Set tasks
a: Summarize the employment dispute excerpt in two sentences.
b: Using the employment dispute excerpt, answer yes or no to whether each statement agrees with it, and quote the words that decide it. (i) A private mechanic found that the brakes and engine of KAG 795 F had not been serviced for a long time. (ii) The rescinded contract was due to take effect on 3rd August 2011. (iii) The Claimant was paid 6 months' salary in lieu of notice.

Document segment
⟨

9. On 15th July 2011, the Chief Security Officer wrote a Memo to the Deputy Vice-Chancellor, concerning the poor mechanical work carried out on Motor Vehicle KAG 795 F. The vehicle was returned for use with faulty brakes and failing engine. A private mechanic called in confirmed the brakes and the engine had not been serviced for a long time, resulting in the problems. The Chief Security Officer wrote again on 26th July 2011, complaining about another vehicle KAG 804 F, which suffered constant problems, restricting the security department to use of one motor vehicle for a considerably long time. On the same day, the same Officer wrote complaining about the worn out tyres and lack of spare tyres, for the security standby vehicle. The Claimant received communication from the Respondent on various occasions with regard to his poor performance. On 3rd August 2011, the Respondent rescinded the contract which was due to become effective on 2nd October 2011. The Claimant gave the Respondent no option. Termination was lawful and fair. There was fair reason as provided for under Section 45[2] [b] [i] and [ii] of the Employment Act 2007. He was paid 3 months’ salary in lieu of notice. Termination was lawful under Section 35 of the Employment Act. It is not true that he served for 3 years without blemish; there were numerous complaints against his performance. He is not entitled to any of the prayers.

⟩

Information shown

⟨

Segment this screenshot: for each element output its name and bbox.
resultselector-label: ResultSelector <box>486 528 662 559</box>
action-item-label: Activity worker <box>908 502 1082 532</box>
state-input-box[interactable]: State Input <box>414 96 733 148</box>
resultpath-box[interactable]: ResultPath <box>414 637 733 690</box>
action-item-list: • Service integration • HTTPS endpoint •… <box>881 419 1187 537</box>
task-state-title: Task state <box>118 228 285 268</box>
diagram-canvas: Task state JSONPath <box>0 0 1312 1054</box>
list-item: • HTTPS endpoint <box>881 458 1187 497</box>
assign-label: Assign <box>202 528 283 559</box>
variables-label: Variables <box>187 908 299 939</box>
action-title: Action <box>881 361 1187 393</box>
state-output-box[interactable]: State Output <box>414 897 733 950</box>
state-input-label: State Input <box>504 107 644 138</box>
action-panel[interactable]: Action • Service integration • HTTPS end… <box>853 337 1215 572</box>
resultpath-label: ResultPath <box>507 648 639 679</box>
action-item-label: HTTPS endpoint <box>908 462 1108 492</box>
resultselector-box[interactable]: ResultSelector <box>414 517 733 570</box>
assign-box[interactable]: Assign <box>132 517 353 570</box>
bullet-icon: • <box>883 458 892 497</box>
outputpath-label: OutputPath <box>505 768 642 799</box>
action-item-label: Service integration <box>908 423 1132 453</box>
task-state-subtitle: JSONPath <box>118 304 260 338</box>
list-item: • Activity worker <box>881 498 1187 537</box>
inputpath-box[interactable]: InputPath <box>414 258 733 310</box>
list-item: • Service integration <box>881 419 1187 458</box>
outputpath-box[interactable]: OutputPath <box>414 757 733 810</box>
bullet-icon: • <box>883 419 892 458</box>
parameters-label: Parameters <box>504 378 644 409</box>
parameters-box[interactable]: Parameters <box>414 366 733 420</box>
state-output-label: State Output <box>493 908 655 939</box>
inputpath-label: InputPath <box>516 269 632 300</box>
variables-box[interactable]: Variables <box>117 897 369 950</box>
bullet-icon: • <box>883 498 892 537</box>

⟩

Results of the tasks
a: In July 2011 the Chief Security Officer wrote to complain about poorly maintained vehicles: KAG 795 F was returned with faulty brakes and a failing engine, KAG 804 F had constant problems, and the security standby vehicle had worn out tyres and no spare tyres. The Respondent, which had communicated with the Claimant several times about his poor performance, rescinded his contract on 3rd August 2011, paid him 3 months' salary in lieu of notice, and holds that the termination was lawful and fair and that he is not entitled to any of the prayers.

b:
(i) Yes: "A private mechanic called in confirmed the brakes and the engine had not been serviced for a long time"
(ii) No: "the Respondent rescinded the contract which was due to become effective on 2nd October 2011"
(iii) No: "He was paid 3 months’ salary in lieu of notice."